Reproduce every record exactly as it appears, but not the pictures.

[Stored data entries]

►

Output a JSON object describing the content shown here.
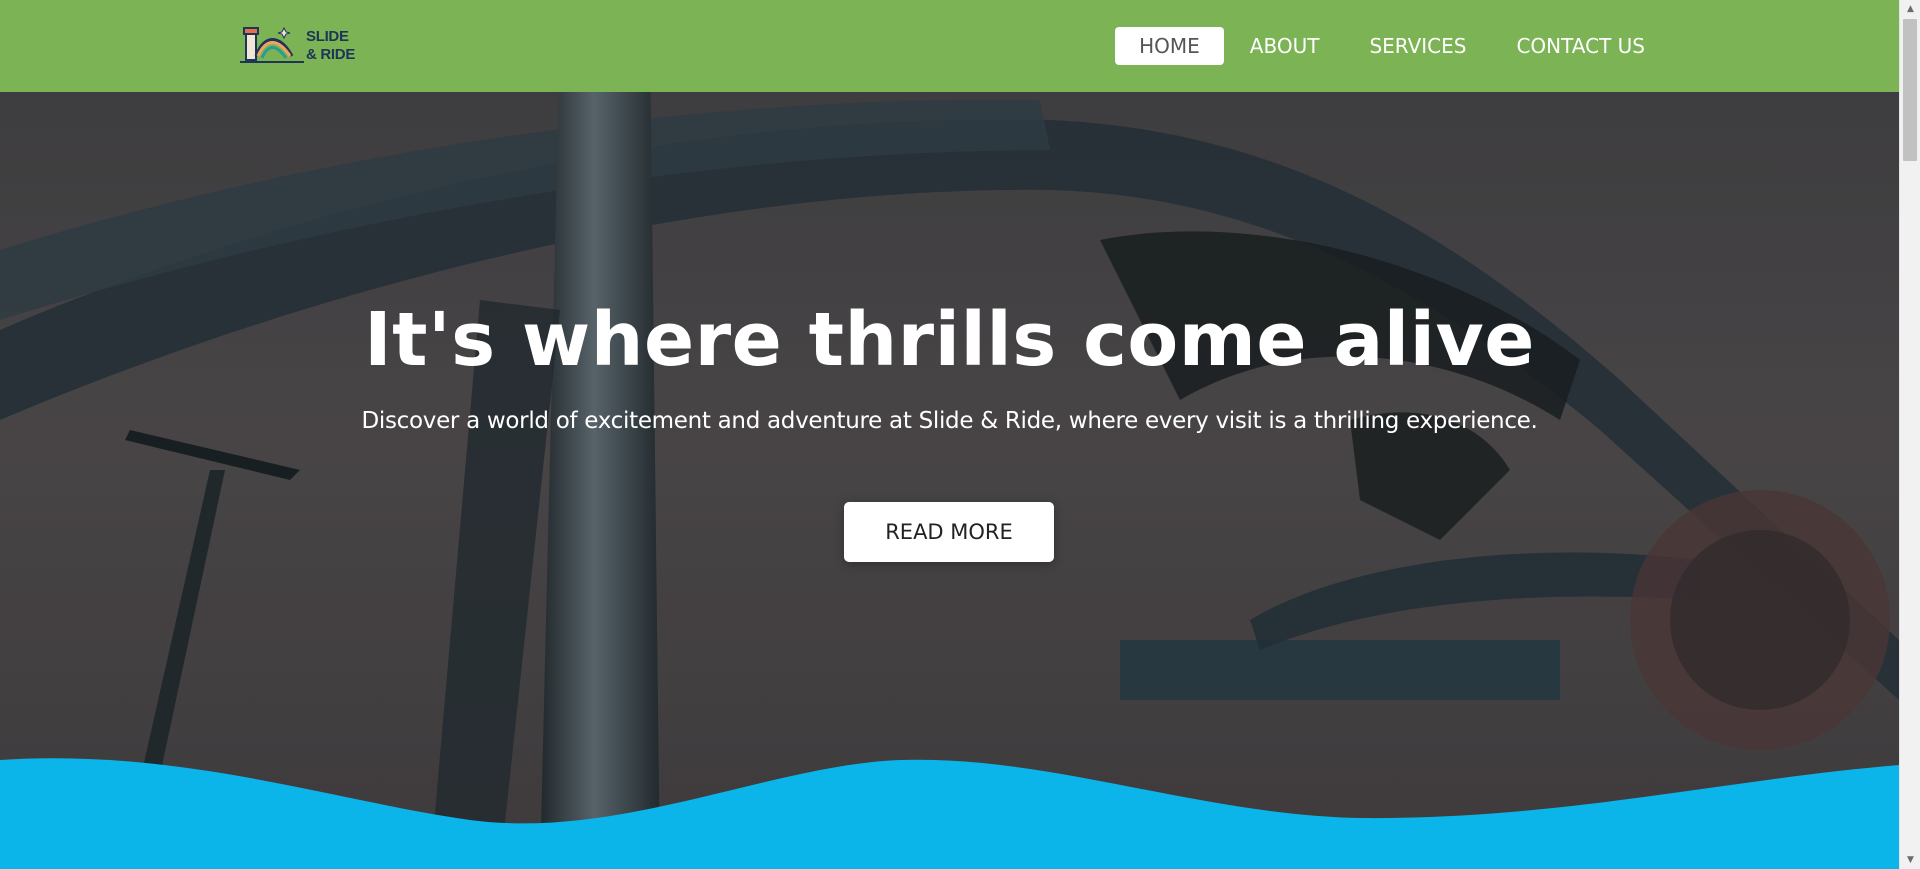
{
  "brand": {
    "logo_line1": "SLIDE",
    "logo_line2": "& RIDE",
    "logo_icon": "roller-coaster-logo-icon"
  },
  "nav": {
    "items": [
      {
        "label": "HOME",
        "active": true
      },
      {
        "label": "ABOUT",
        "active": false
      },
      {
        "label": "SERVICES",
        "active": false
      },
      {
        "label": "CONTACT US",
        "active": false
      }
    ]
  },
  "hero": {
    "title": "It's where thrills come alive",
    "subtitle": "Discover a world of excitement and adventure at Slide & Ride, where every visit is a thrilling experience.",
    "button_label": "READ MORE",
    "background_image": "roller-coaster-photo"
  },
  "scrollbar": {
    "up_icon": "▲",
    "down_icon": "▼"
  },
  "colors": {
    "navbar": "#7cb354",
    "wave": "#0bb5ea",
    "wave_shadow": "#1b7fa8",
    "logo_text": "#1d3557",
    "active_nav_text": "#555555"
  }
}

◄

Complete output:
Output a JSON object describing the content shown here.
{
  "brand": {
    "logo_line1": "SLIDE",
    "logo_line2": "& RIDE",
    "logo_icon": "roller-coaster-logo-icon"
  },
  "nav": {
    "items": [
      {
        "label": "HOME",
        "active": true
      },
      {
        "label": "ABOUT",
        "active": false
      },
      {
        "label": "SERVICES",
        "active": false
      },
      {
        "label": "CONTACT US",
        "active": false
      }
    ]
  },
  "hero": {
    "title": "It's where thrills come alive",
    "subtitle": "Discover a world of excitement and adventure at Slide & Ride, where every visit is a thrilling experience.",
    "button_label": "READ MORE",
    "background_image": "roller-coaster-photo"
  },
  "scrollbar": {
    "up_icon": "▲",
    "down_icon": "▼"
  },
  "colors": {
    "navbar": "#7cb354",
    "wave": "#0bb5ea",
    "wave_shadow": "#1b7fa8",
    "logo_text": "#1d3557",
    "active_nav_text": "#555555"
  }
}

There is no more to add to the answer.